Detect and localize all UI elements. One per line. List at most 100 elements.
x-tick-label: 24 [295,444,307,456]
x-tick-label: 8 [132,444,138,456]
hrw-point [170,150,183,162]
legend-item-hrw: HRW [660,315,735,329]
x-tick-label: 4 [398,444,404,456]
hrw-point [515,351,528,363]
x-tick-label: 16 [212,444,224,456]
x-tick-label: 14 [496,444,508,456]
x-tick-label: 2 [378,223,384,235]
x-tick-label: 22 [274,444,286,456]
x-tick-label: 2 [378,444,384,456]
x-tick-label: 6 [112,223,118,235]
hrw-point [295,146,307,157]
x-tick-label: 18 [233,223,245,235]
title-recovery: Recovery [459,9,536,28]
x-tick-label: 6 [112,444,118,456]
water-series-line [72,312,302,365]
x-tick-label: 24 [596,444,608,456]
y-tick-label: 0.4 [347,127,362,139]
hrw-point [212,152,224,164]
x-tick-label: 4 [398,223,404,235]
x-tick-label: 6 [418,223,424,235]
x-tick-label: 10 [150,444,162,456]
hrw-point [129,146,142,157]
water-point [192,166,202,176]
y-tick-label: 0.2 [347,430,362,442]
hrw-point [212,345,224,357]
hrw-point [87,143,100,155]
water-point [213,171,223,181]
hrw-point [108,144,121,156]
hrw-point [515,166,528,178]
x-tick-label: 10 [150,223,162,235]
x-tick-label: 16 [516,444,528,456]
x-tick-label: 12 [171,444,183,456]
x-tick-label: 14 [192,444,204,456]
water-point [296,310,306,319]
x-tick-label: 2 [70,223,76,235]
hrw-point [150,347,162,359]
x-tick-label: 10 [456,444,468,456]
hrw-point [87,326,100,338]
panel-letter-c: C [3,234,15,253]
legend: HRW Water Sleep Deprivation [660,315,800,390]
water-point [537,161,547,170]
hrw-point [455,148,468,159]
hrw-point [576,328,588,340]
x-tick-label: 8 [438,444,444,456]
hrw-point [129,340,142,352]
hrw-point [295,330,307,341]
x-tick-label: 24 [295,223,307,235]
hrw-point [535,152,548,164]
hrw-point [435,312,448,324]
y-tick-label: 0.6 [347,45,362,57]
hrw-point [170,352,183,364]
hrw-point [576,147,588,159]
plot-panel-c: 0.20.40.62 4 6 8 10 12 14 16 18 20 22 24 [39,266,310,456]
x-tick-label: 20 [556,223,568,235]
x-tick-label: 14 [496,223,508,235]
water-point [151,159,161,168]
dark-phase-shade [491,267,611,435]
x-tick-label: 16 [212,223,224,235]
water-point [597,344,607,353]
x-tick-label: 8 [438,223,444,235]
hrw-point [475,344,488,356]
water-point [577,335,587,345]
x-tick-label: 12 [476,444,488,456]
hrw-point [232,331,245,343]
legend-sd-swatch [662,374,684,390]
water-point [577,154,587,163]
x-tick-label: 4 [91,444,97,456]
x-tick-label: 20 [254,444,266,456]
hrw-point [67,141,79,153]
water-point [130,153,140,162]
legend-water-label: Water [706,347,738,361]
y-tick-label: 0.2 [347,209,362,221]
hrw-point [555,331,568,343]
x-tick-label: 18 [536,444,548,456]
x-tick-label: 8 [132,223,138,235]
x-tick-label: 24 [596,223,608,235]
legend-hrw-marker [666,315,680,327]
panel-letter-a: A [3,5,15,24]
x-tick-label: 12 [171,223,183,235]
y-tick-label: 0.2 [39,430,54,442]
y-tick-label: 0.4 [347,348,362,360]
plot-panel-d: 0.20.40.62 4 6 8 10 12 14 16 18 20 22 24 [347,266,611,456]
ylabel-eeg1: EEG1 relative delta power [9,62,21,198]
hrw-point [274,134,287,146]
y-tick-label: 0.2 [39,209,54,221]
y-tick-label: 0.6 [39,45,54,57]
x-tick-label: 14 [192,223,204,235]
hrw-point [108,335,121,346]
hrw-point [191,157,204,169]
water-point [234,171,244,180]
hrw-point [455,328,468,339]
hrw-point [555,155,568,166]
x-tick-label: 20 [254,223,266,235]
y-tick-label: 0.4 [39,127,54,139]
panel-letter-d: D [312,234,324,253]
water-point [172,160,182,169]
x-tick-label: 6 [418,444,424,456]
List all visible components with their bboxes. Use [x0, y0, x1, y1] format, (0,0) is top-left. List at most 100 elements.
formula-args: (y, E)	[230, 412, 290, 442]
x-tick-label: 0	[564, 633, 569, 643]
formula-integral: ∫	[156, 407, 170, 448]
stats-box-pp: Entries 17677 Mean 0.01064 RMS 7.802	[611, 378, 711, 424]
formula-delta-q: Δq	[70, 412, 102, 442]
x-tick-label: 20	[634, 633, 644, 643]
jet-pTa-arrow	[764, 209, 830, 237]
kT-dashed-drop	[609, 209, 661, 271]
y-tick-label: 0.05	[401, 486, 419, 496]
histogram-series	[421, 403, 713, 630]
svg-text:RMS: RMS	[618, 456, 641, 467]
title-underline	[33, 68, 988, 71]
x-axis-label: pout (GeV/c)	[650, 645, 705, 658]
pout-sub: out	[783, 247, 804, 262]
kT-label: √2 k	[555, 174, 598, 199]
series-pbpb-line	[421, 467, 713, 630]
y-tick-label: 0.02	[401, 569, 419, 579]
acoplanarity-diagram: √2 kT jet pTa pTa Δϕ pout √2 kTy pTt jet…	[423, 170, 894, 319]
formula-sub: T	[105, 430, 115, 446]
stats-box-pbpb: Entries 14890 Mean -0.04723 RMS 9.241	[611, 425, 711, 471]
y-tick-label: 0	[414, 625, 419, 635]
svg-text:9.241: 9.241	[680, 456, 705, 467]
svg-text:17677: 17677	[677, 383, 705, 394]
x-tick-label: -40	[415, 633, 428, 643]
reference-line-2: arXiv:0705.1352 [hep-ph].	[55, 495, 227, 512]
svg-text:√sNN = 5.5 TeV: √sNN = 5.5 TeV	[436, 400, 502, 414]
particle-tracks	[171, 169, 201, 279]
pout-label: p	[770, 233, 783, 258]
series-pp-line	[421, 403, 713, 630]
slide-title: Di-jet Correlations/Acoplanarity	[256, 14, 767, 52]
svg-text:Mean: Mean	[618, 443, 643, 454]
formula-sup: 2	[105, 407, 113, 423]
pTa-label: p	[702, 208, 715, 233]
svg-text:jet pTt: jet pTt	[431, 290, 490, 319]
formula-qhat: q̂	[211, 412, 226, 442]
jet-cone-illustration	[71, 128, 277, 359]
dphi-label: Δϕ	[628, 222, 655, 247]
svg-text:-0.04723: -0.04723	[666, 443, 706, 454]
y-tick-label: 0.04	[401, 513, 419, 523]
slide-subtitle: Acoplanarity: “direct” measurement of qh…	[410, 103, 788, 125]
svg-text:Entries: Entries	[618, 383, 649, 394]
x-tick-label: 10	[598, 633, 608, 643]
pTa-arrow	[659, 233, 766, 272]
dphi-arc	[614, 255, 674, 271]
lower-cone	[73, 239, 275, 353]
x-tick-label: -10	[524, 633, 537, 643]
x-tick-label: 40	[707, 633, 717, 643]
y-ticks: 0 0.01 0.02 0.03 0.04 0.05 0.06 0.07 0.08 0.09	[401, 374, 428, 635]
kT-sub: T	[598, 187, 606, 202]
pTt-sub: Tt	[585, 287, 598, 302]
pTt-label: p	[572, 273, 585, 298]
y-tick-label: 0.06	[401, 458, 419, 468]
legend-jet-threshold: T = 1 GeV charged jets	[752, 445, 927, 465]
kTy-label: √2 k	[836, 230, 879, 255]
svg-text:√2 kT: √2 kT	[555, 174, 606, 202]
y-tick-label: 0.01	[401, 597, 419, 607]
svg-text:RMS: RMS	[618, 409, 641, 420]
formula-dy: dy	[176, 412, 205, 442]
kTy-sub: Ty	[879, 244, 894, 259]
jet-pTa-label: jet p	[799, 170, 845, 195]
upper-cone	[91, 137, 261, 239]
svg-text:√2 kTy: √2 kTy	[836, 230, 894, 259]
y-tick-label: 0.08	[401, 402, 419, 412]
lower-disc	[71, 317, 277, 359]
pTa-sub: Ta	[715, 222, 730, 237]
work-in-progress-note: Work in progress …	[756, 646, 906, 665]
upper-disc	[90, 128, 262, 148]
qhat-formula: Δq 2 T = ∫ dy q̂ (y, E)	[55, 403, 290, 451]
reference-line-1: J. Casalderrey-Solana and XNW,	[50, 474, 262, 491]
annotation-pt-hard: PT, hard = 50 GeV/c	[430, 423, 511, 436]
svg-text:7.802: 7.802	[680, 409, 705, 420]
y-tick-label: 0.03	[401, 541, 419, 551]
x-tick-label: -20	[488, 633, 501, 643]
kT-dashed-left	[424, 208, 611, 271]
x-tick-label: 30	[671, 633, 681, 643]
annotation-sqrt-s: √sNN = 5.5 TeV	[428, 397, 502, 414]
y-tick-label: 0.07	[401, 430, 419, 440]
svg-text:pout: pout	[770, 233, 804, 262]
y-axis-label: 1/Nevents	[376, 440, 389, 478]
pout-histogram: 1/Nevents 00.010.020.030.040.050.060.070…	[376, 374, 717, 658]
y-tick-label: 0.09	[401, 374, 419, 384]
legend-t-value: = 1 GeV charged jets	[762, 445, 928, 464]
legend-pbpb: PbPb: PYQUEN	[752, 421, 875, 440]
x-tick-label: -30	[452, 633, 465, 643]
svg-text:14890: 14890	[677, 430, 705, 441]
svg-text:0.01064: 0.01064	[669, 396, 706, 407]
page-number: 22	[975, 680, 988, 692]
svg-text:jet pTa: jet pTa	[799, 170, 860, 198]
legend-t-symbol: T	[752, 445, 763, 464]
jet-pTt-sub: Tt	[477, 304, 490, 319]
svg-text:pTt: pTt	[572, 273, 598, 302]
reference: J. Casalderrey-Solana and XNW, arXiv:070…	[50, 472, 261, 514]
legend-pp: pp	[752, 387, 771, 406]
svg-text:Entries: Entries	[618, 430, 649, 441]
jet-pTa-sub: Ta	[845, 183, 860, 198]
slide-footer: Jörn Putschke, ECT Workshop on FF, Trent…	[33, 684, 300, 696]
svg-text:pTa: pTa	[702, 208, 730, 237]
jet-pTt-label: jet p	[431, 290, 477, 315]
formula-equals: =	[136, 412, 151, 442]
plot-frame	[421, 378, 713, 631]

## Task requirements
Transcribe the material above line for line, beginning with its first line and continuing through the line that contains "x-tick-label: 6 [112,223,118,235]".

## Worked answer
Detect and localize all UI elements. One per line. List at most 100 elements.
x-tick-label: 24 [295,444,307,456]
x-tick-label: 8 [132,444,138,456]
hrw-point [170,150,183,162]
legend-item-hrw: HRW [660,315,735,329]
x-tick-label: 4 [398,444,404,456]
hrw-point [515,351,528,363]
x-tick-label: 16 [212,444,224,456]
x-tick-label: 14 [496,444,508,456]
x-tick-label: 2 [378,223,384,235]
x-tick-label: 22 [274,444,286,456]
x-tick-label: 2 [378,444,384,456]
x-tick-label: 6 [112,223,118,235]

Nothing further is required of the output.